Exercise details
Every record here needs to be duplicated exactly.

[Data extracted from a collection]
↓

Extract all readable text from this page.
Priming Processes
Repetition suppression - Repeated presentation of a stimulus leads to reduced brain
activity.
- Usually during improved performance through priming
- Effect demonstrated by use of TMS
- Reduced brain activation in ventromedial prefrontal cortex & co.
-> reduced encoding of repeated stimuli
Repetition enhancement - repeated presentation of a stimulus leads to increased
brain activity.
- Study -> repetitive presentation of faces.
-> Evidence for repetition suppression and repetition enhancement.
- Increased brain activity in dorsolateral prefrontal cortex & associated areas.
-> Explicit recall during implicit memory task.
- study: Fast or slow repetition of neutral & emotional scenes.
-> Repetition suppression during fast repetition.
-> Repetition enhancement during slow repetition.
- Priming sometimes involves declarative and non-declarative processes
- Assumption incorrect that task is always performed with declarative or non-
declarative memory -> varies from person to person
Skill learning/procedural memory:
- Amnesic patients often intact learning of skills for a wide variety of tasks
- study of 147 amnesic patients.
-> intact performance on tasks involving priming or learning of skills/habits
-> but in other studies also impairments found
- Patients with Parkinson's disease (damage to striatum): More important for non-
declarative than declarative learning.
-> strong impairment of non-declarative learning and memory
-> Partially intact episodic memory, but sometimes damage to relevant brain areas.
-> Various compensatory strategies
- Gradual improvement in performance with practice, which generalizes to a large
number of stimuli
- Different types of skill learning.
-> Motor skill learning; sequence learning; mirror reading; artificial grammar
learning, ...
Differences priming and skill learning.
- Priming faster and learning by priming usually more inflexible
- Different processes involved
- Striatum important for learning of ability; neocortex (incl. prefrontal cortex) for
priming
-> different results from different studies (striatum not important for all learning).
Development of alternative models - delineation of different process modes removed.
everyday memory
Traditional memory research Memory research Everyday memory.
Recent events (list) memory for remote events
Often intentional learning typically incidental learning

↑

Exercise response
Extract all readable text from this page.
Priming Processes
Repetition suppression - Repeated presentation of a stimulus leads to reduced brain
activity.
- Usually during improved performance through priming
- Effect demonstrated by use of TMS
- Reduced brain activation in ventromedial prefrontal cortex & co.
-> reduced encoding of repeated stimuli
Repetition enhancement - repeated presentation of a stimulus leads to increased
brain activity.
- Study -> repetitive presentation of faces.
-> Evidence for repetition suppression and repetition enhancement.
- Increased brain activity in dorsolateral prefrontal cortex & associated areas.
-> Explicit recall during implicit memory task.
- study: Fast or slow repetition of neutral & emotional scenes.
-> Repetition suppression during fast repetition.
-> Repetition enhancement during slow repetition.
- Priming sometimes involves declarative and non-declarative processes
- Assumption incorrect that task is always performed with declarative or non-
declarative memory -> varies from person to person
Skill learning/procedural memory:
- Amnesic patients often intact learning of skills for a wide variety of tasks
- study of 147 amnesic patients.
-> intact performance on tasks involving priming or learning of skills/habits
-> but in other studies also impairments found
- Patients with Parkinson's disease (damage to striatum): More important for non-
declarative than declarative learning.
-> strong impairment of non-declarative learning and memory
-> Partially intact episodic memory, but sometimes damage to relevant brain areas.
-> Various compensatory strategies
- Gradual improvement in performance with practice, which generalizes to a large
number of stimuli
- Different types of skill learning.
-> Motor skill learning; sequence learning; mirror reading; artificial grammar
learning, ...
Differences priming and skill learning.
- Priming faster and learning by priming usually more inflexible
- Different processes involved
- Striatum important for learning of ability; neocortex (incl. prefrontal cortex) for
priming
-> different results from different studies (striatum not important for all learning).
Development of alternative models - delineation of different process modes removed.
everyday memory
Traditional memory research Memory research Everyday memory.
Recent events (list) memory for remote events
Often intentional learning typically incidental learning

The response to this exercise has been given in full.